The exercise | All of the listing below must be repeated word for word. Pictures are the only thing to omit.

Supplied material |
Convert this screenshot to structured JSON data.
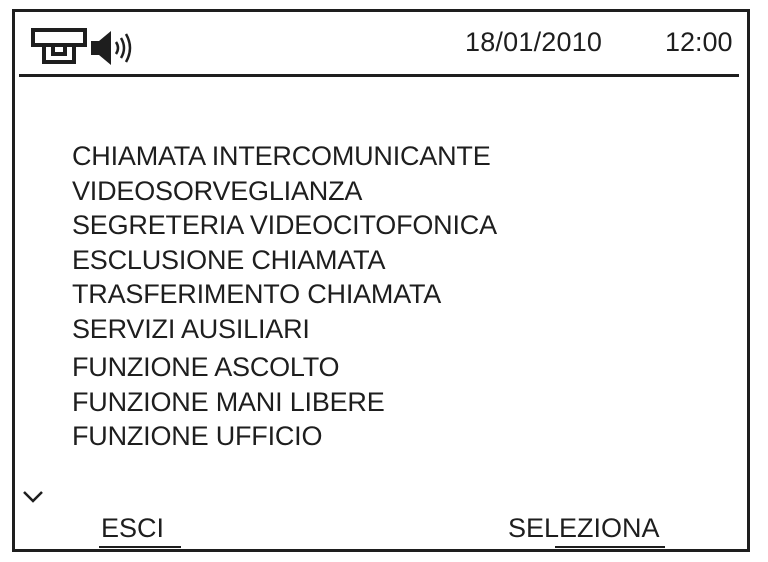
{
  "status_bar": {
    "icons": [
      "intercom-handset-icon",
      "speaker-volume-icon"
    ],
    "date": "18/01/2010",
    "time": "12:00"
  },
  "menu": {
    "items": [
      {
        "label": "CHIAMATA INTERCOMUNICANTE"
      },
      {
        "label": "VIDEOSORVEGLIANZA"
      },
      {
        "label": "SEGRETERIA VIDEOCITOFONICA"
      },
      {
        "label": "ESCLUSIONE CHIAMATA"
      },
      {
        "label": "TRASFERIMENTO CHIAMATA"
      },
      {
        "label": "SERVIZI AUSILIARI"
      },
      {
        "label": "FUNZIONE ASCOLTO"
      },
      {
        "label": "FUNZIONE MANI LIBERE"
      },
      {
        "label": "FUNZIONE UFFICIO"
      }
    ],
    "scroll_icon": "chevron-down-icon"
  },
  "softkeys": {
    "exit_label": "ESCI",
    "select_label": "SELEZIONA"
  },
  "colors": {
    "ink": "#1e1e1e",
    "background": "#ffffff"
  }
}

Output of the exercise |
Convert this screenshot to structured JSON data.
{
  "status_bar": {
    "icons": [
      "intercom-handset-icon",
      "speaker-volume-icon"
    ],
    "date": "18/01/2010",
    "time": "12:00"
  },
  "menu": {
    "items": [
      {
        "label": "CHIAMATA INTERCOMUNICANTE"
      },
      {
        "label": "VIDEOSORVEGLIANZA"
      },
      {
        "label": "SEGRETERIA VIDEOCITOFONICA"
      },
      {
        "label": "ESCLUSIONE CHIAMATA"
      },
      {
        "label": "TRASFERIMENTO CHIAMATA"
      },
      {
        "label": "SERVIZI AUSILIARI"
      },
      {
        "label": "FUNZIONE ASCOLTO"
      },
      {
        "label": "FUNZIONE MANI LIBERE"
      },
      {
        "label": "FUNZIONE UFFICIO"
      }
    ],
    "scroll_icon": "chevron-down-icon"
  },
  "softkeys": {
    "exit_label": "ESCI",
    "select_label": "SELEZIONA"
  },
  "colors": {
    "ink": "#1e1e1e",
    "background": "#ffffff"
  }
}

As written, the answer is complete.